▶ [To do]:
A: In the coordinated-sparsity extract, how many features might end up selected overall if there are 10 clusters and the sparsity is restricted to 5 without coordination?
B: Print everything in the coordinated-sparsity extract from "On this page, we" down to "n, p), :auto)".

If we are seeking sparse models in each of these clusters, we might choose to fit the models with Optimal Feature Selection to restrict their sparsity. However, this may not necessarily result in a sparse selection of features from the overall dataset, because even though each model is restricted in the number of features it can choose, each of the models can choose an entirely different set of features. As a concrete example, if we have 10 clusters and restrict the sparsity to 5, we might still end up with as many as 50 features selected.

Bertsimas et al. (2021) address this problem by introducing a method for fitting multiple regression models with a coordinated sparsity restriction. This approach constrains the models in each cluster to use the same set of features, and optimizes this set of features to find the best overall fit for the data. In the example from above, it will find the set of 5 features to use across all of the 10 clusters that results in the best overall fit.

On this page, we demonstrate how to apply this coordinated-sparsity algorithm on a synthetic regression problem, but the same approach also applies to classification problems.

Manual Clustering

First, we will demonstrate how to use the coordinated-sparsity approach on data with pre-defined clusters. We will generate random features:

using StableRNGs, DataFrames
rng = StableRNG(1) # for consistent output across Julia versions
n = 500
p = 10
X = DataFrame(rand(rng, n, p), :auto)

Our target will be the following simple piecewise-linear function:

\[y = \begin{cases} x_2 + 3 x_3, & \text{if } x_1 < 0.5\\ 0.5x_2 + x_4, & \text{otherwise} \end{cases}\]

We will generate our target data according to this function with the addition of a small amount of noise:

y = ((X.x1 .< 0.5) .* (X.x2 .+ 3 .* X.x3)) .+
    ((X.x1 .> 0.5) .* (0.5 .* X.x2 .- X.x4)) .+
    0.1 .* randn(rng, n)

We know from the data generation process that there are two clusters in the data, but we can also attempt to identify this ourselves from the data. To do this, we try fitting a simple linear model to the entire dataset:

lnr = IAI.OptimalFeatureSelectionRegressor(random_seed=1, sparsity=3)!(lnr, X, y)

▶ [Information supplied]:
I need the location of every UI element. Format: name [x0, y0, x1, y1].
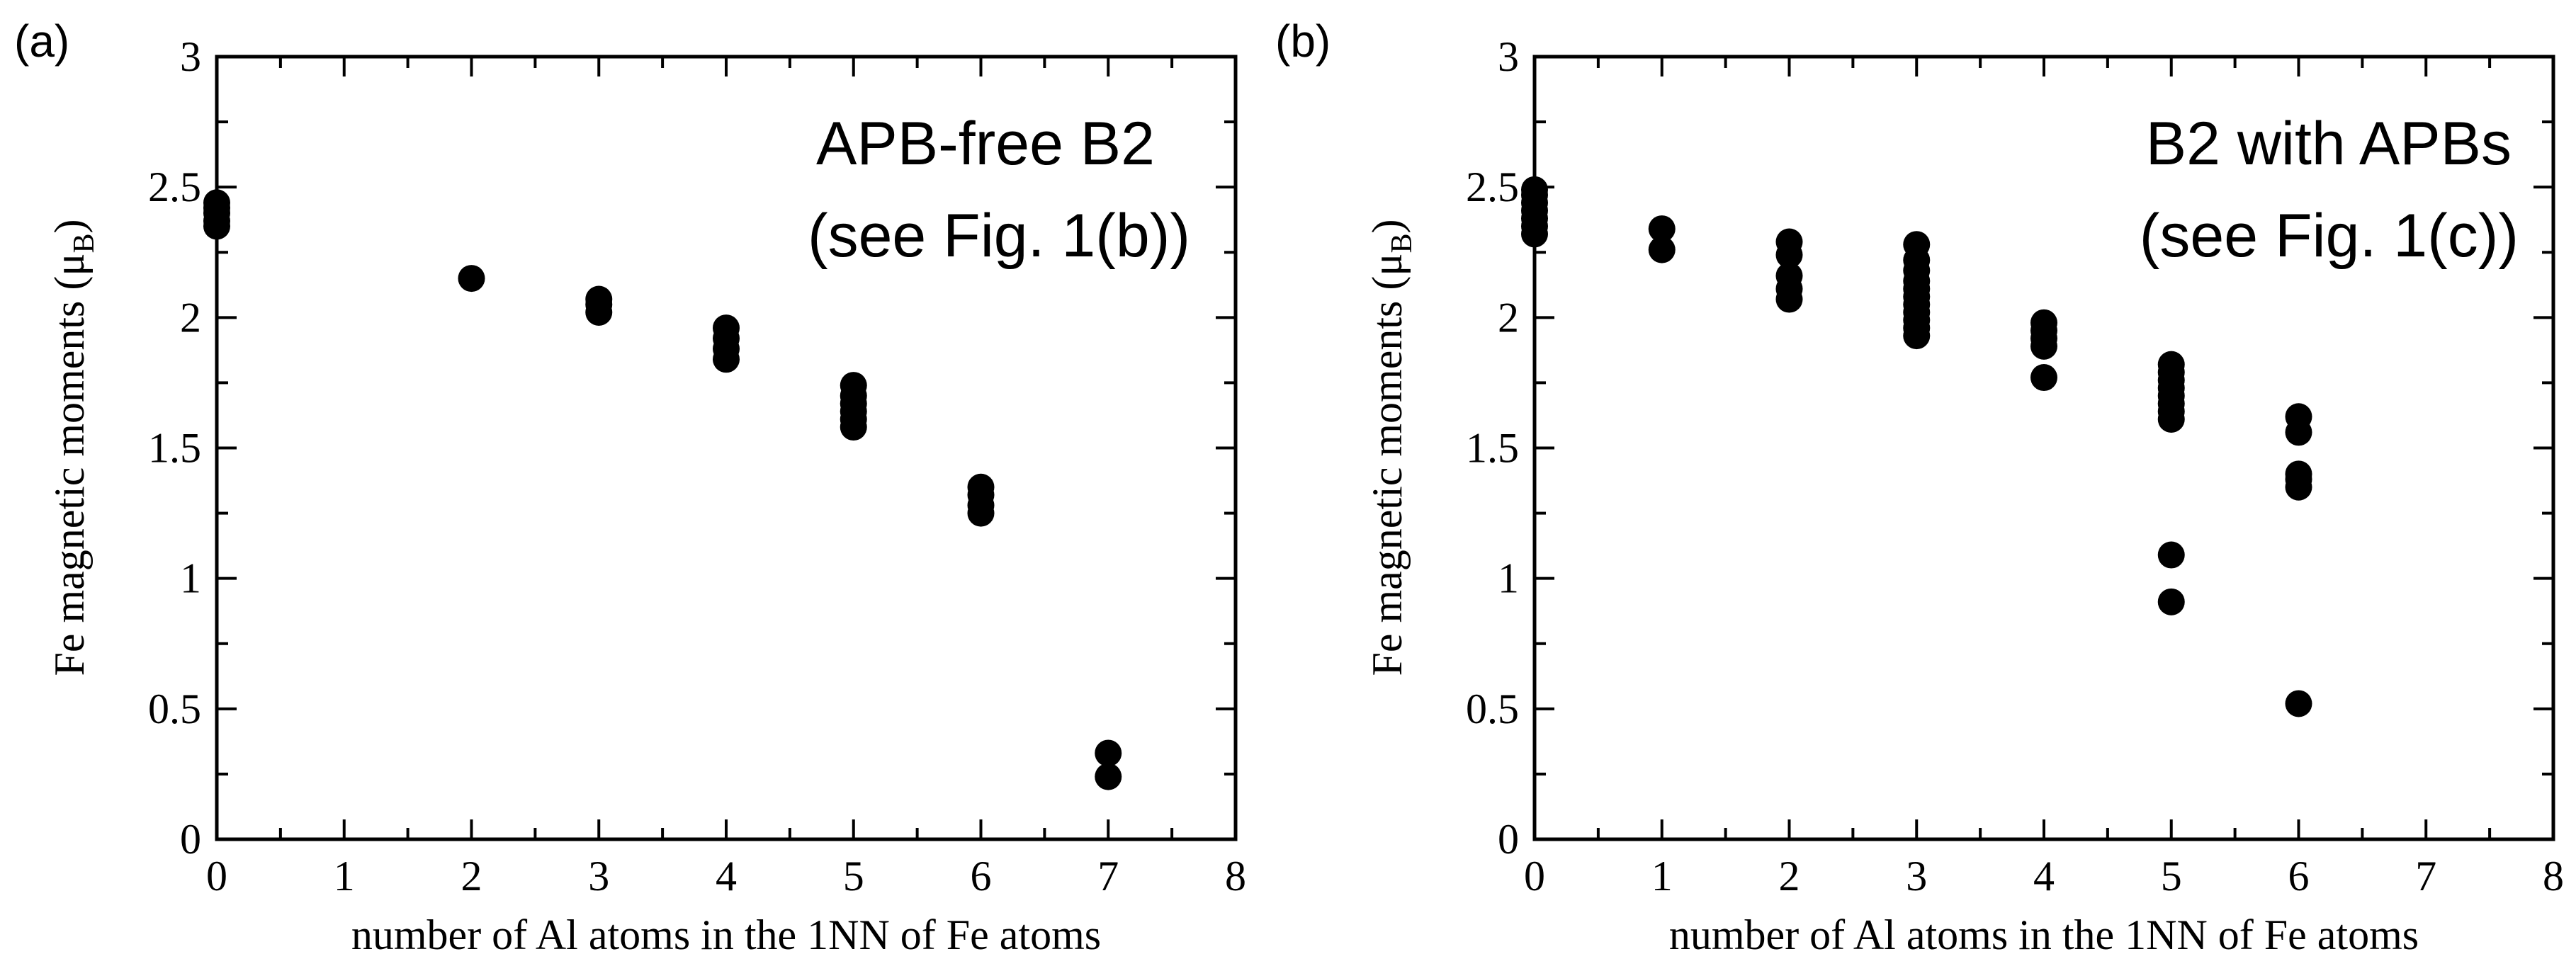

▶ [Solutions]:
A: As many as 50 features.

B:
On this page, we demonstrate how to apply this coordinated-sparsity algorithm on a synthetic regression problem, but the same approach also applies to classification problems.

Manual Clustering

First, we will demonstrate how to use the coordinated-sparsity approach on data with pre-defined clusters. We will generate random features:

using StableRNGs, DataFrames
rng = StableRNG(1) # for consistent output across Julia versions
n = 500
p = 10
X = DataFrame(rand(rng, n, p), :auto)